What is expected:
Transcribe the records in full, keeping every character as it is.

======== Records for this task ========

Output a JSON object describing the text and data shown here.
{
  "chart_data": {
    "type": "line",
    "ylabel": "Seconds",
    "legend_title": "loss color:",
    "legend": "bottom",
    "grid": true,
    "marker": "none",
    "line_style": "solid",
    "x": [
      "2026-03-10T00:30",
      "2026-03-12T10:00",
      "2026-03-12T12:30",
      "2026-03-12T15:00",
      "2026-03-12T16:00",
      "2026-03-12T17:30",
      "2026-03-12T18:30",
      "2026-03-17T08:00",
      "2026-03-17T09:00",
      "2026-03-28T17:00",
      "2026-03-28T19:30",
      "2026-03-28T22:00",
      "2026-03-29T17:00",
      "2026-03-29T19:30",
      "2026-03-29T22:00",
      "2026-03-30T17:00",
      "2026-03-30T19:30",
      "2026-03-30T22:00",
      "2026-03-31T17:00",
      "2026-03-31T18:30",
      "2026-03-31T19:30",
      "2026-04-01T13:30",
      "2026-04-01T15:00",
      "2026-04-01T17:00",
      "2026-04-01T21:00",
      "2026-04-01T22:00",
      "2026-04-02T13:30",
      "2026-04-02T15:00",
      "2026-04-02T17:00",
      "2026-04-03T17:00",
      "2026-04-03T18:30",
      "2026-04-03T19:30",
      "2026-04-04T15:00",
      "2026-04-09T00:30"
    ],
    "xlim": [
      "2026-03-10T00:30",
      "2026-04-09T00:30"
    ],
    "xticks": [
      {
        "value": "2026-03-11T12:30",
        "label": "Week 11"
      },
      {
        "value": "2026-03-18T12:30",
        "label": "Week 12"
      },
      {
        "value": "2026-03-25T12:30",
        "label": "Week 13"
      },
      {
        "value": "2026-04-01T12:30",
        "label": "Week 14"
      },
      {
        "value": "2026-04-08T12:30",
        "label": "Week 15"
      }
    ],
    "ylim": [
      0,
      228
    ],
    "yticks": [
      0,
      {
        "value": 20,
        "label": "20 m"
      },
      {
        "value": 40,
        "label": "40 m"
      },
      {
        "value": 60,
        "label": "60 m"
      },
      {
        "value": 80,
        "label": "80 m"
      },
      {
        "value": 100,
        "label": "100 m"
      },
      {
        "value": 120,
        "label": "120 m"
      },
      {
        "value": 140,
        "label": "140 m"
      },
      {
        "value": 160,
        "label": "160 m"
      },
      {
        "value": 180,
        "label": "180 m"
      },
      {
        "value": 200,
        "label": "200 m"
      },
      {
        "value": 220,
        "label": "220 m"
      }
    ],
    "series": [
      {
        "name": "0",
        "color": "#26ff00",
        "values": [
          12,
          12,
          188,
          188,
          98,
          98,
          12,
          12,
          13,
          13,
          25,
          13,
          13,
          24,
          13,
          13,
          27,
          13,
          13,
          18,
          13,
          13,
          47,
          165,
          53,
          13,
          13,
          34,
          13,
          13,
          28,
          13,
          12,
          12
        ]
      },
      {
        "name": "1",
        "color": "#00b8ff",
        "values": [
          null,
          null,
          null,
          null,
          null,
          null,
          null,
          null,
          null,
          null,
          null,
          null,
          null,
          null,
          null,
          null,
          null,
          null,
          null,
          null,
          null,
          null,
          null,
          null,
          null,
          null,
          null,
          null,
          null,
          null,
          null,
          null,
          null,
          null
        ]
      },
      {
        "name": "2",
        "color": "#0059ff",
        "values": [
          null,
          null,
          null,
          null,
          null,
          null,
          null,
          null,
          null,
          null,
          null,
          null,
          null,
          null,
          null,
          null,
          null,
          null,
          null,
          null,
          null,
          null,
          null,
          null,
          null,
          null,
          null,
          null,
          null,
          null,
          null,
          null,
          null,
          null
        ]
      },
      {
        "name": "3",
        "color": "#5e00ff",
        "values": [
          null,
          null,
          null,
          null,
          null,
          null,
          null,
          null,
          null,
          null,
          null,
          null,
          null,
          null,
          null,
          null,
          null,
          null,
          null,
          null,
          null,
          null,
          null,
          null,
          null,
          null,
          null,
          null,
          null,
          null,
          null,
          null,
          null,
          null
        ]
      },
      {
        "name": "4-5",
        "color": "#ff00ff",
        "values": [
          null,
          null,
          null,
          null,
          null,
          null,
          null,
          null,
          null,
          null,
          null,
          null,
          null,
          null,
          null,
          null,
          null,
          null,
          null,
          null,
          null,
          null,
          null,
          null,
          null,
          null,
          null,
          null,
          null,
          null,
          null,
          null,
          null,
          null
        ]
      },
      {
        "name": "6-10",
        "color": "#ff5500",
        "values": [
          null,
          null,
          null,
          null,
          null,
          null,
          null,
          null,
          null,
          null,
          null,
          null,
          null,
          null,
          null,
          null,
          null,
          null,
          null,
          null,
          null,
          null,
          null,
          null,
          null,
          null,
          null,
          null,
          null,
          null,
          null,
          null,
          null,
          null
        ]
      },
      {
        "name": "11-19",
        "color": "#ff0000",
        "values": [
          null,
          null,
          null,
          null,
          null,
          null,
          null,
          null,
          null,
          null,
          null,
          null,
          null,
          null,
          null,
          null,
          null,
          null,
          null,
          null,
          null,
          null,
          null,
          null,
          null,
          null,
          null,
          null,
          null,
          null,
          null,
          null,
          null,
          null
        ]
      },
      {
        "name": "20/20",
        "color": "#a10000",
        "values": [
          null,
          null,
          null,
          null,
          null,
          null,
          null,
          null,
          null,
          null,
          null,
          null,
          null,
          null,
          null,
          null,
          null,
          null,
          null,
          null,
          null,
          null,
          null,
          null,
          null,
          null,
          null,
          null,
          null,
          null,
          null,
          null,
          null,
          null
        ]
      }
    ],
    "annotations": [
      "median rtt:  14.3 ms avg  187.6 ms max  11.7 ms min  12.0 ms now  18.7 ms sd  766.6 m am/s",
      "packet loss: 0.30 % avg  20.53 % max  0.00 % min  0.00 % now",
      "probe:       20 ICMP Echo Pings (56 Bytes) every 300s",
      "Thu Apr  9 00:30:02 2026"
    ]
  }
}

========

Full answer:
Output a JSON object describing the text and data shown here.
{
  "chart_data": {
    "type": "line",
    "ylabel": "Seconds",
    "legend_title": "loss color:",
    "legend": "bottom",
    "grid": true,
    "marker": "none",
    "line_style": "solid",
    "x": [
      "2026-03-10T00:30",
      "2026-03-12T10:00",
      "2026-03-12T12:30",
      "2026-03-12T15:00",
      "2026-03-12T16:00",
      "2026-03-12T17:30",
      "2026-03-12T18:30",
      "2026-03-17T08:00",
      "2026-03-17T09:00",
      "2026-03-28T17:00",
      "2026-03-28T19:30",
      "2026-03-28T22:00",
      "2026-03-29T17:00",
      "2026-03-29T19:30",
      "2026-03-29T22:00",
      "2026-03-30T17:00",
      "2026-03-30T19:30",
      "2026-03-30T22:00",
      "2026-03-31T17:00",
      "2026-03-31T18:30",
      "2026-03-31T19:30",
      "2026-04-01T13:30",
      "2026-04-01T15:00",
      "2026-04-01T17:00",
      "2026-04-01T21:00",
      "2026-04-01T22:00",
      "2026-04-02T13:30",
      "2026-04-02T15:00",
      "2026-04-02T17:00",
      "2026-04-03T17:00",
      "2026-04-03T18:30",
      "2026-04-03T19:30",
      "2026-04-04T15:00",
      "2026-04-09T00:30"
    ],
    "xlim": [
      "2026-03-10T00:30",
      "2026-04-09T00:30"
    ],
    "xticks": [
      {
        "value": "2026-03-11T12:30",
        "label": "Week 11"
      },
      {
        "value": "2026-03-18T12:30",
        "label": "Week 12"
      },
      {
        "value": "2026-03-25T12:30",
        "label": "Week 13"
      },
      {
        "value": "2026-04-01T12:30",
        "label": "Week 14"
      },
      {
        "value": "2026-04-08T12:30",
        "label": "Week 15"
      }
    ],
    "ylim": [
      0,
      228
    ],
    "yticks": [
      0,
      {
        "value": 20,
        "label": "20 m"
      },
      {
        "value": 40,
        "label": "40 m"
      },
      {
        "value": 60,
        "label": "60 m"
      },
      {
        "value": 80,
        "label": "80 m"
      },
      {
        "value": 100,
        "label": "100 m"
      },
      {
        "value": 120,
        "label": "120 m"
      },
      {
        "value": 140,
        "label": "140 m"
      },
      {
        "value": 160,
        "label": "160 m"
      },
      {
        "value": 180,
        "label": "180 m"
      },
      {
        "value": 200,
        "label": "200 m"
      },
      {
        "value": 220,
        "label": "220 m"
      }
    ],
    "series": [
      {
        "name": "0",
        "color": "#26ff00",
        "values": [
          12,
          12,
          188,
          188,
          98,
          98,
          12,
          12,
          13,
          13,
          25,
          13,
          13,
          24,
          13,
          13,
          27,
          13,
          13,
          18,
          13,
          13,
          47,
          165,
          53,
          13,
          13,
          34,
          13,
          13,
          28,
          13,
          12,
          12
        ]
      },
      {
        "name": "1",
        "color": "#00b8ff",
        "values": [
          null,
          null,
          null,
          null,
          null,
          null,
          null,
          null,
          null,
          null,
          null,
          null,
          null,
          null,
          null,
          null,
          null,
          null,
          null,
          null,
          null,
          null,
          null,
          null,
          null,
          null,
          null,
          null,
          null,
          null,
          null,
          null,
          null,
          null
        ]
      },
      {
        "name": "2",
        "color": "#0059ff",
        "values": [
          null,
          null,
          null,
          null,
          null,
          null,
          null,
          null,
          null,
          null,
          null,
          null,
          null,
          null,
          null,
          null,
          null,
          null,
          null,
          null,
          null,
          null,
          null,
          null,
          null,
          null,
          null,
          null,
          null,
          null,
          null,
          null,
          null,
          null
        ]
      },
      {
        "name": "3",
        "color": "#5e00ff",
        "values": [
          null,
          null,
          null,
          null,
          null,
          null,
          null,
          null,
          null,
          null,
          null,
          null,
          null,
          null,
          null,
          null,
          null,
          null,
          null,
          null,
          null,
          null,
          null,
          null,
          null,
          null,
          null,
          null,
          null,
          null,
          null,
          null,
          null,
          null
        ]
      },
      {
        "name": "4-5",
        "color": "#ff00ff",
        "values": [
          null,
          null,
          null,
          null,
          null,
          null,
          null,
          null,
          null,
          null,
          null,
          null,
          null,
          null,
          null,
          null,
          null,
          null,
          null,
          null,
          null,
          null,
          null,
          null,
          null,
          null,
          null,
          null,
          null,
          null,
          null,
          null,
          null,
          null
        ]
      },
      {
        "name": "6-10",
        "color": "#ff5500",
        "values": [
          null,
          null,
          null,
          null,
          null,
          null,
          null,
          null,
          null,
          null,
          null,
          null,
          null,
          null,
          null,
          null,
          null,
          null,
          null,
          null,
          null,
          null,
          null,
          null,
          null,
          null,
          null,
          null,
          null,
          null,
          null,
          null,
          null,
          null
        ]
      },
      {
        "name": "11-19",
        "color": "#ff0000",
        "values": [
          null,
          null,
          null,
          null,
          null,
          null,
          null,
          null,
          null,
          null,
          null,
          null,
          null,
          null,
          null,
          null,
          null,
          null,
          null,
          null,
          null,
          null,
          null,
          null,
          null,
          null,
          null,
          null,
          null,
          null,
          null,
          null,
          null,
          null
        ]
      },
      {
        "name": "20/20",
        "color": "#a10000",
        "values": [
          null,
          null,
          null,
          null,
          null,
          null,
          null,
          null,
          null,
          null,
          null,
          null,
          null,
          null,
          null,
          null,
          null,
          null,
          null,
          null,
          null,
          null,
          null,
          null,
          null,
          null,
          null,
          null,
          null,
          null,
          null,
          null,
          null,
          null
        ]
      }
    ],
    "annotations": [
      "median rtt:  14.3 ms avg  187.6 ms max  11.7 ms min  12.0 ms now  18.7 ms sd  766.6 m am/s",
      "packet loss: 0.30 % avg  20.53 % max  0.00 % min  0.00 % now",
      "probe:       20 ICMP Echo Pings (56 Bytes) every 300s",
      "Thu Apr  9 00:30:02 2026"
    ]
  }
}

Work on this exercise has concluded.